Bloco de texto |
___
Em entrevista ao Meio Dia RN, da 96 FM Natal, o senador Rogério Marinho (PL-RN) detalhou a crise em Brasília após as descobertas com relação ao Banco Master e, principalmente, a relação com o ministro Alexandre de Moraes, do Supremo Tribunal Federal (STF). Assista:
Em outro trecho da entrevista, o senador Rogério Marinho (PL-RN) afirmou que a “investigação da imprensa” e parte do ambiente político “estão acordando” agora, depois de, segundo ele, terem passado “muito tempo passando pano” para ministros do Supremo Tribunal Federal. Na avaliação do senador, a mudança de postura ocorre porque “tão vendo que criaram monstro” e “tiraram literalmente o gênio de dentro da garrafa”.
Marinho citou o inquérito das fake news, aberto em 2019 “de ofício”, e disse que ele vai completar oito anos, apesar de, na versão apresentada pelo senador, poder durar “no máximo 60 dias, 90 dias”. Para ele, o contexto de defesa institucional do STF teria permitido excessos, e a narrativa pública de proteção da democracia teria servido para justificar medidas que, nas palavras do parlamentar, chegaram a “estuprar a democracia”.
Ao comentar a dificuldade de avanço de medidas no Congresso, Marinho afirmou que “tudo que acontece hoje no Congresso é fruto do voto do cidadão brasileiro” e lembrou que o país vive um regime presidencialista. Ele disse que existem “pelo menos 60 pedidos de impeachment contra diversos ministros do STF”, mas que o regimento dá ao presidente do Senado, Davi Alcolumbre, o poder de abrir o procedimento, algo que “evidentemente não fará”, segundo o senador.
___
Trabalho pedido |
(1) Você pode transcrever do texto sobre a entrevista do senador Rogério Marinho o trecho que começa em "Ao comentar a" e termina em "segundo o senador."?
(2) Prolongue o texto sobre a entrevista do senador Rogério Marinho a partir do ponto em que ele termina.
As linhas vêm de uma fonte diferente do texto.
___
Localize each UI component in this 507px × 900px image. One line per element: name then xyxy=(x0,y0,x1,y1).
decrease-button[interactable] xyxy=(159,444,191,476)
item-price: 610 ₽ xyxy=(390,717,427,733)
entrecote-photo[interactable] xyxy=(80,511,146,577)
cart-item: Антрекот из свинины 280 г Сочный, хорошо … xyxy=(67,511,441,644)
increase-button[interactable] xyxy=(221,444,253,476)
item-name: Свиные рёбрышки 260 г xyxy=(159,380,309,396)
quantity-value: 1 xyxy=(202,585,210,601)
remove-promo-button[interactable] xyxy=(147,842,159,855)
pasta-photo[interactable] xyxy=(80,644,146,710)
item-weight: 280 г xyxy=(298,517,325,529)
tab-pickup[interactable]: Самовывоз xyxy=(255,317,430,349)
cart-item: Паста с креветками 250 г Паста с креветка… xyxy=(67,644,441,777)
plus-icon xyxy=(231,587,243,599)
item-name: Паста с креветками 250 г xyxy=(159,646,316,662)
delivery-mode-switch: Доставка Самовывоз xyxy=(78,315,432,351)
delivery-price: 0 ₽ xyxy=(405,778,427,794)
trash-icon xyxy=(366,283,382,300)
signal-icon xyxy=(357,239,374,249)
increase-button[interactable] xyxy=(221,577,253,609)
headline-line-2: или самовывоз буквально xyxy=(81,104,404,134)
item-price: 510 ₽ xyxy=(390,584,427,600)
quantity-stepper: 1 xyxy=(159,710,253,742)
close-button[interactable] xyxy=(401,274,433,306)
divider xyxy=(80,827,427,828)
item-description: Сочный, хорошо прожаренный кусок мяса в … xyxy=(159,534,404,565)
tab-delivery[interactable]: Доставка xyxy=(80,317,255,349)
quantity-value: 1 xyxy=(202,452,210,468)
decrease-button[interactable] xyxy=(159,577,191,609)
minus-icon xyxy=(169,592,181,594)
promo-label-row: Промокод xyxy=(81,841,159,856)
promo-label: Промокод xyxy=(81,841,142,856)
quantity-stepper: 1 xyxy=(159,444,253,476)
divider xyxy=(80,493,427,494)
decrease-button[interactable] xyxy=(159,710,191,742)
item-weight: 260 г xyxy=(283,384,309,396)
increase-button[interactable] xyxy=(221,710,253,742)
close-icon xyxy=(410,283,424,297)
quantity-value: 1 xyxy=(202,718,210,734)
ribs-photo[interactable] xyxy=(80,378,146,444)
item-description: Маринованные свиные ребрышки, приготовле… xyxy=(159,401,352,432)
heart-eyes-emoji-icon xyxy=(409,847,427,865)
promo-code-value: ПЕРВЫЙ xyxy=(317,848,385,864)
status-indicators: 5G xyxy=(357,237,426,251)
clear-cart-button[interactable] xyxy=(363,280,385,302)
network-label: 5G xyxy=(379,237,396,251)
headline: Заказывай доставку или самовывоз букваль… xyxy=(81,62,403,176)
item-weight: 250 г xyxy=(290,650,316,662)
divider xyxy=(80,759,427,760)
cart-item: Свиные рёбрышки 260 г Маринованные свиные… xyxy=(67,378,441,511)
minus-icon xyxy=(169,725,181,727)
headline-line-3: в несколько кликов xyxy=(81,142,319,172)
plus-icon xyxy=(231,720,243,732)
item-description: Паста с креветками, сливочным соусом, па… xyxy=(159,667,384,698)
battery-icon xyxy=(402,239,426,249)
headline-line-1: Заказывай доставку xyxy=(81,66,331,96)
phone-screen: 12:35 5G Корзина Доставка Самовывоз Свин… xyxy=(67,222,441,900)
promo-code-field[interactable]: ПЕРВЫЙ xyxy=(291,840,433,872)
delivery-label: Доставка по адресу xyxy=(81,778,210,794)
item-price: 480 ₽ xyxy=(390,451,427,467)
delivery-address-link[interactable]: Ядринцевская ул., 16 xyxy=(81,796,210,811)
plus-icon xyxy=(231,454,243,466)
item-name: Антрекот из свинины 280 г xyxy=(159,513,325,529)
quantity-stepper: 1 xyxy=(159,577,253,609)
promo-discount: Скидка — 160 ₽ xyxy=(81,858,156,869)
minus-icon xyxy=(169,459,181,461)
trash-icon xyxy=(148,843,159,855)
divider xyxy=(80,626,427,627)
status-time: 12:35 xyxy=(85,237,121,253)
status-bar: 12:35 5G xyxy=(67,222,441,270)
___
Respostas dadas |
(1)
Ao comentar a dificuldade de avanço de medidas no Congresso, Marinho afirmou que “tudo que acontece hoje no Congresso é fruto do voto do cidadão brasileiro” e lembrou que o país vive um regime presidencialista. Ele disse que existem “pelo menos 60 pedidos de impeachment contra diversos ministros do STF”, mas que o regimento dá ao presidente do Senado, Davi Alcolumbre, o poder de abrir o procedimento, algo que “evidentemente não fará”, segundo o senador.

(2)
O parlamentar também apontou as eleições de 2026 como “janela de oportunidade” para mudar a correlação de forças na Casa e defendeu que o tema passe a ser central no debate eleitoral. Marinho afirmou que candidatos ao Senado que não se comprometerem a “cumprir a lei” e a exercer o papel de “moderar o outro poder”, evitando abusos e ultrapassagens da Constituição, “não merecem o voto da população”.
No fim, ele descreveu um cenário de crescente contestação e disse que, com o avanço da insatisfação, autoridades podem sofrer restrições de exposição pública. Marinho afirmou que o momento pode chegar a um ponto em que “essas pessoas não vão mais poder andar nas ruas” e teriam de recorrer a deslocamentos mais restritos, como “os jatinhos dos amigos”, em vez da “aviação tradicional”.